Every line with the string "ylabel" should be gathered.

»»

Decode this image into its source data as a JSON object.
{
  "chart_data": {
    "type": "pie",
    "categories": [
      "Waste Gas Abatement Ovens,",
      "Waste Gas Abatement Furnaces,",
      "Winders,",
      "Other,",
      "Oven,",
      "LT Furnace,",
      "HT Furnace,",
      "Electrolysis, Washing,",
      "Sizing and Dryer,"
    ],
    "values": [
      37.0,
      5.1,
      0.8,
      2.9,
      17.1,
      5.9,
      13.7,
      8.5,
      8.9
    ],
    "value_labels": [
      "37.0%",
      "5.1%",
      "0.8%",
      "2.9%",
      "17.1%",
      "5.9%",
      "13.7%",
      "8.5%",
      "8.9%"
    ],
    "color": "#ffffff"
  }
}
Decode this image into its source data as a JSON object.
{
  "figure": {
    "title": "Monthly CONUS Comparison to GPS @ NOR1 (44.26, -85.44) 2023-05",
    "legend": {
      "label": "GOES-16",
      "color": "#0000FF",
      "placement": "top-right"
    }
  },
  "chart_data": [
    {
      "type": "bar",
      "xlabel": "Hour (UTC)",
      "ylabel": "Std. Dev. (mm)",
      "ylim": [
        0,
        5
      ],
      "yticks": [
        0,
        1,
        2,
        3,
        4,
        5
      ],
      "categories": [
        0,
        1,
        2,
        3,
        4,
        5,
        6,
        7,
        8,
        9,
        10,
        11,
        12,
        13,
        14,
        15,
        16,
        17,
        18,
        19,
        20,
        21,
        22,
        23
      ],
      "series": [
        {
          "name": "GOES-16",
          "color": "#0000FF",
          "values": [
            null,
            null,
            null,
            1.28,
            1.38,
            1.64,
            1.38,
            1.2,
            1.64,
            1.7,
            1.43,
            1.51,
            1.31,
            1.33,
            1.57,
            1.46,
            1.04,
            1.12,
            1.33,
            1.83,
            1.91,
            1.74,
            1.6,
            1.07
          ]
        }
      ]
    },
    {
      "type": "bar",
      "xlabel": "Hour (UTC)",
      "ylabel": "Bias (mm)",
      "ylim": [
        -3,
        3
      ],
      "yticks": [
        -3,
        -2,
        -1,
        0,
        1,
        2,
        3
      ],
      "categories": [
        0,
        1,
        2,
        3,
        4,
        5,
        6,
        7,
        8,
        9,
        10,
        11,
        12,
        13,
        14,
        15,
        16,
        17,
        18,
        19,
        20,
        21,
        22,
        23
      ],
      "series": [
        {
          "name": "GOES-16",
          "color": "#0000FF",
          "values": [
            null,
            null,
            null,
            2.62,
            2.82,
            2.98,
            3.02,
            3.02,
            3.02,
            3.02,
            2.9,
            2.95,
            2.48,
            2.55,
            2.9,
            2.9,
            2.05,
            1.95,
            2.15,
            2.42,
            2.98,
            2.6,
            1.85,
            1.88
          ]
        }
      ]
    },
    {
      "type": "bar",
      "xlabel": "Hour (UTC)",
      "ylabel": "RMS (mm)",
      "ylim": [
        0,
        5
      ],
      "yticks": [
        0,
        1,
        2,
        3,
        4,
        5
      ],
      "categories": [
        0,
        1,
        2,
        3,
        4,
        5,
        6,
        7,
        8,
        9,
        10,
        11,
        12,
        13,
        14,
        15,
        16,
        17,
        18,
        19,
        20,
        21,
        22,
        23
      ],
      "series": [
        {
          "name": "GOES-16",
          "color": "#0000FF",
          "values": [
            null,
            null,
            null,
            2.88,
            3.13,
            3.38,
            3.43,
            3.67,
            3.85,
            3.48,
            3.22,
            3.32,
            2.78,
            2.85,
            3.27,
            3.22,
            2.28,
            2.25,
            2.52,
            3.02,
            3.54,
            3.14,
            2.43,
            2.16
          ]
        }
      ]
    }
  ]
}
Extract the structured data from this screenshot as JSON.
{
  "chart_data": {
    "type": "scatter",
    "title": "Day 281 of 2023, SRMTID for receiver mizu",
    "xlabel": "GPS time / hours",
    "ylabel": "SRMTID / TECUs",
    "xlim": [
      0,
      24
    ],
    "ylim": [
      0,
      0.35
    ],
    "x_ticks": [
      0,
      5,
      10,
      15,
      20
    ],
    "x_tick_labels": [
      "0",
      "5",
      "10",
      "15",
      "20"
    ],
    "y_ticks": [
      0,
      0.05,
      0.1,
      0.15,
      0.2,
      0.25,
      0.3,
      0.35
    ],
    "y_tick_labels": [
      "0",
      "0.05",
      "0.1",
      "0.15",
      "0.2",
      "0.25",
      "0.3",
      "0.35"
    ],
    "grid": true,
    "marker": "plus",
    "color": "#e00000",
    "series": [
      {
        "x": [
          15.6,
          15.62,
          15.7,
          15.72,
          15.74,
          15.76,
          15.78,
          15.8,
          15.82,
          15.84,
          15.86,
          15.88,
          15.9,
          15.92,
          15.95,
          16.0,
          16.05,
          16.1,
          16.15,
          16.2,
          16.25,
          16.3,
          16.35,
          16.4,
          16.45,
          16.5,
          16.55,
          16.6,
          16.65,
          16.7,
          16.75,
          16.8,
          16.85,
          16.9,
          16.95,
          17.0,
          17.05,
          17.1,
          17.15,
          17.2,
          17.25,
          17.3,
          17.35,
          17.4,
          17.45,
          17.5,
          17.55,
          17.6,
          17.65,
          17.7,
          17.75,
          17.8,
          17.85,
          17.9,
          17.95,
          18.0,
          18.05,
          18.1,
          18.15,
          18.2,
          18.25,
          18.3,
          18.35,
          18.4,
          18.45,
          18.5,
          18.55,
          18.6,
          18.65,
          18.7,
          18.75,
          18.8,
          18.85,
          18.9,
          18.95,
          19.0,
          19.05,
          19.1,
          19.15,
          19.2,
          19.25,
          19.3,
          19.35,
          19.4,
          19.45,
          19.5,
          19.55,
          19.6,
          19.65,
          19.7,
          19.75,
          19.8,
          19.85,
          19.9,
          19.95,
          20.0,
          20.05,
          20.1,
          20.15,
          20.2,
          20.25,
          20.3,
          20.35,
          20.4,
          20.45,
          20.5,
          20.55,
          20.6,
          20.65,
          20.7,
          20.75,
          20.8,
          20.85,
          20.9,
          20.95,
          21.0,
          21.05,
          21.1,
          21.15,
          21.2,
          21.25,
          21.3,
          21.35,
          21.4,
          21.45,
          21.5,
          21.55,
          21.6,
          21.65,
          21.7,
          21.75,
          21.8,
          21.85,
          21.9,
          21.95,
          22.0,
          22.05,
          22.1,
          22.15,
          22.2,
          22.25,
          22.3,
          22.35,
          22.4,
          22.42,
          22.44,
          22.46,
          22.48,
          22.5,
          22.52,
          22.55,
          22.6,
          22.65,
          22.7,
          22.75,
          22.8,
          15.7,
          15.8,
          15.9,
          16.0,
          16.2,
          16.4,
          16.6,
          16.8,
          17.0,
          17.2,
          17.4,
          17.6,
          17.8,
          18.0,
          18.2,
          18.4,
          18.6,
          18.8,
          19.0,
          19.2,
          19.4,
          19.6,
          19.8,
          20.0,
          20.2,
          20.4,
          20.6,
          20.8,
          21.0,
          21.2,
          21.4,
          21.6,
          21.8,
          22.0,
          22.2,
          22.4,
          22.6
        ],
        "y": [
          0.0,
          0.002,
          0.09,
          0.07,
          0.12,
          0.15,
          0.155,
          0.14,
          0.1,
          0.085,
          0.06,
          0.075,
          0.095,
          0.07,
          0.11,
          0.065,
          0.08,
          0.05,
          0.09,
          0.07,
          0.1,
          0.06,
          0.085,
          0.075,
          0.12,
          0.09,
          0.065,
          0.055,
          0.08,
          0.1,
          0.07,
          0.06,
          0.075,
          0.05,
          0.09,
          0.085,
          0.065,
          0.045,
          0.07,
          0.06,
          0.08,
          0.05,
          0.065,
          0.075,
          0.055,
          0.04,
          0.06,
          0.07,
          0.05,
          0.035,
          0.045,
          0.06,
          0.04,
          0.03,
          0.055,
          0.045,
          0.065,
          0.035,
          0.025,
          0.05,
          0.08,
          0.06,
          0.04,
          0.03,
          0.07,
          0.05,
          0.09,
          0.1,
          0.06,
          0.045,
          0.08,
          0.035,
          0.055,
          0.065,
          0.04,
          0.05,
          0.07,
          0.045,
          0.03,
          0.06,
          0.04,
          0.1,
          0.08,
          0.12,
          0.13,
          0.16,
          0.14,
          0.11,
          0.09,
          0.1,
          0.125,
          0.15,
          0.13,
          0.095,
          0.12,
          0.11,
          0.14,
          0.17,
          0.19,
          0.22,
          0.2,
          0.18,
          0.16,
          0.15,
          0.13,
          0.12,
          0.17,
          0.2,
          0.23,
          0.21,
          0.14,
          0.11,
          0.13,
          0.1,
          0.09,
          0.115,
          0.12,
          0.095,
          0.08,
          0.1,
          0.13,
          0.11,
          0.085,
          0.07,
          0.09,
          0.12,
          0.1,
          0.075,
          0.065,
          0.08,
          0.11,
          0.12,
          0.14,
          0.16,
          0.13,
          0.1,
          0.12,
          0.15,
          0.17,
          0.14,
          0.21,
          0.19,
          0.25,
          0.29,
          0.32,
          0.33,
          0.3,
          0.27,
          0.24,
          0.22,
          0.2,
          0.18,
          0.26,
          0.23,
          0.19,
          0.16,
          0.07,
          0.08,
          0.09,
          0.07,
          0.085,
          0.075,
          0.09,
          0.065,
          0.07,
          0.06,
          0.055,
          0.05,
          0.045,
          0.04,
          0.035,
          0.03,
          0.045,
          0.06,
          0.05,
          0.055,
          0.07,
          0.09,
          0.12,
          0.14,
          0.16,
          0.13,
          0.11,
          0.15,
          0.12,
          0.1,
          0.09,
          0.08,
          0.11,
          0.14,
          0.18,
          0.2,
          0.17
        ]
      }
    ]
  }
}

««

*TASK ANSWER*.
      "ylabel": "Std. Dev. (mm)",
      "ylabel": "Bias (mm)",
      "ylabel": "RMS (mm)",
    "ylabel": "SRMTID / TECUs",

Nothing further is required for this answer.